— Start of DATA EXTRACT —

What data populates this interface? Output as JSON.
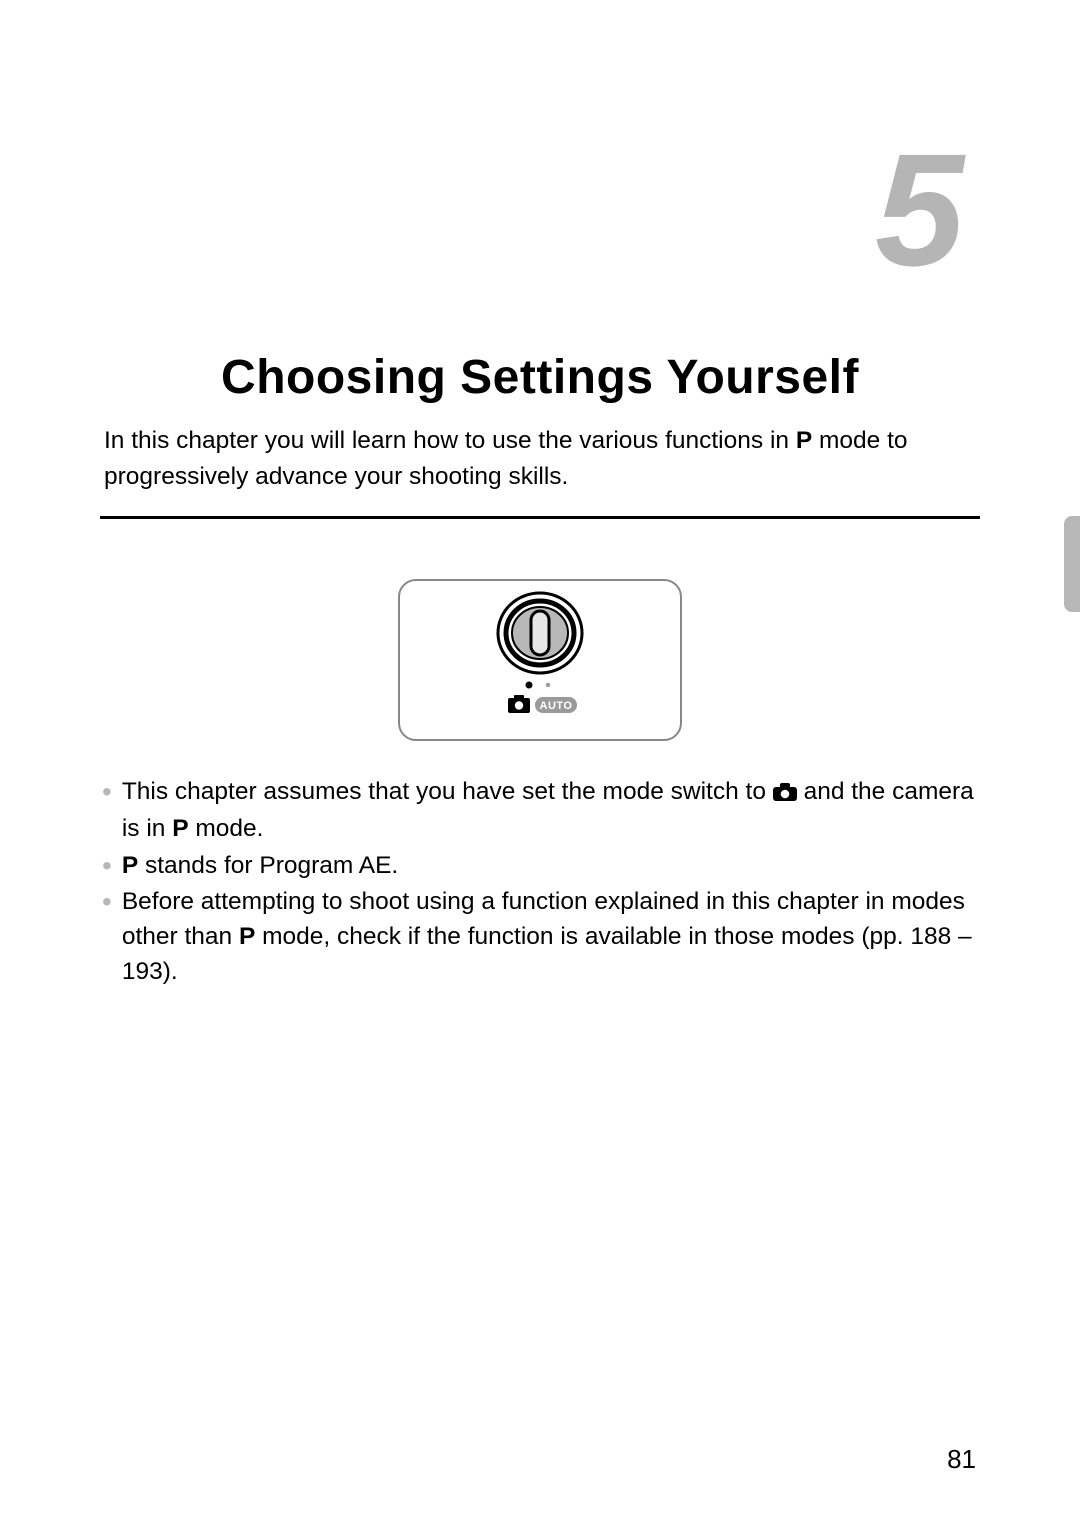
{
  "chapter": {
    "number": "5",
    "title": "Choosing Settings Yourself",
    "intro_before_p": "In this chapter you will learn how to use the various functions in ",
    "intro_p": "P",
    "intro_after_p": " mode to progressively advance your shooting skills."
  },
  "bullets": {
    "b1_pre": "This chapter assumes that you have set the mode switch to ",
    "b1_post": " and the camera is in ",
    "b1_p": "P",
    "b1_end": " mode.",
    "b2_p": "P",
    "b2_text": " stands for Program AE.",
    "b3_pre": "Before attempting to shoot using a function explained in this chapter in modes other than ",
    "b3_p": "P",
    "b3_post": " mode, check if the function is available in those modes (pp. 188 – 193)."
  },
  "diagram": {
    "auto_label": "AUTO"
  },
  "page_number": "81"
}
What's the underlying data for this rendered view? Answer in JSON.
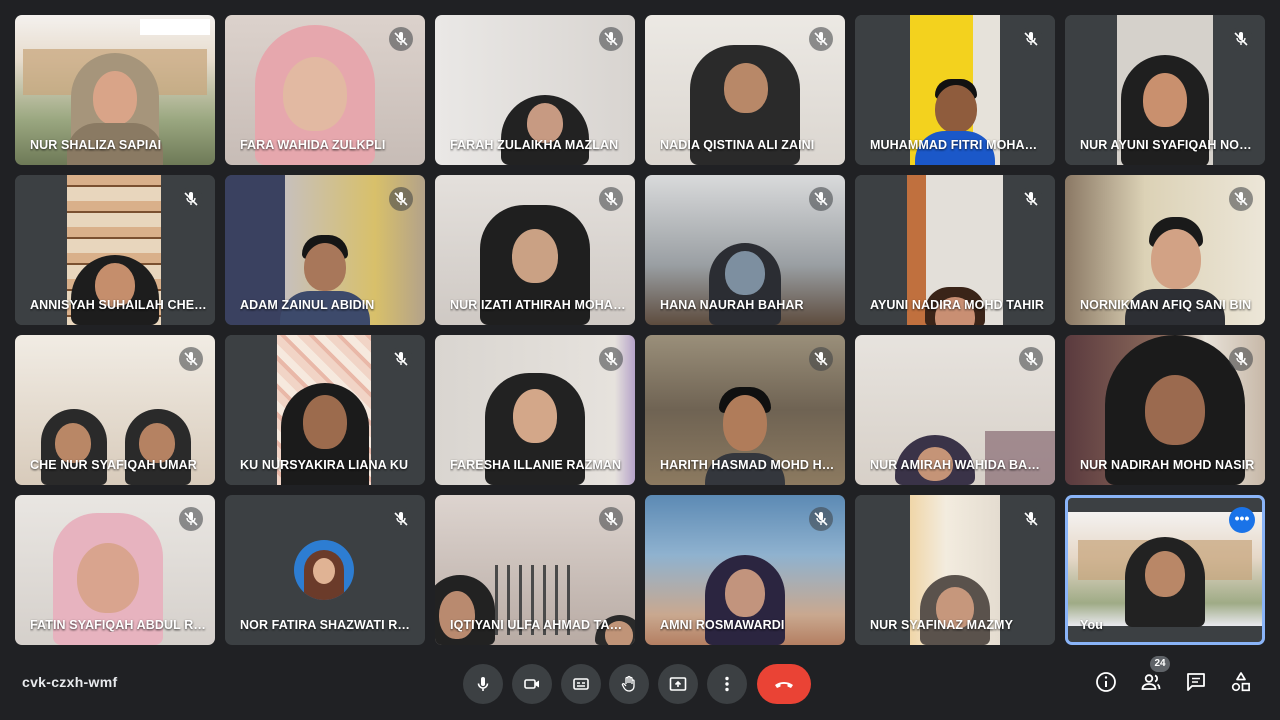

— End of DATA EXTRACT —

* EXERCISE DESCRIPTION *
Repeat the data exactly, dropping every picture it holds.

* TASK RESPONSE *
What data populates this interface? Output as JSON.
{
  "chapter": {
    "number": "5",
    "title": "Choosing Settings Yourself",
    "intro_before_p": "In this chapter you will learn how to use the various functions in ",
    "intro_p": "P",
    "intro_after_p": " mode to progressively advance your shooting skills."
  },
  "bullets": {
    "b1_pre": "This chapter assumes that you have set the mode switch to ",
    "b1_post": " and the camera is in ",
    "b1_p": "P",
    "b1_end": " mode.",
    "b2_p": "P",
    "b2_text": " stands for Program AE.",
    "b3_pre": "Before attempting to shoot using a function explained in this chapter in modes other than ",
    "b3_p": "P",
    "b3_post": " mode, check if the function is available in those modes (pp. 188 – 193)."
  },
  "diagram": {
    "auto_label": "AUTO"
  },
  "page_number": "81"
}
What's the underlying data for this rendered view? Answer in JSON.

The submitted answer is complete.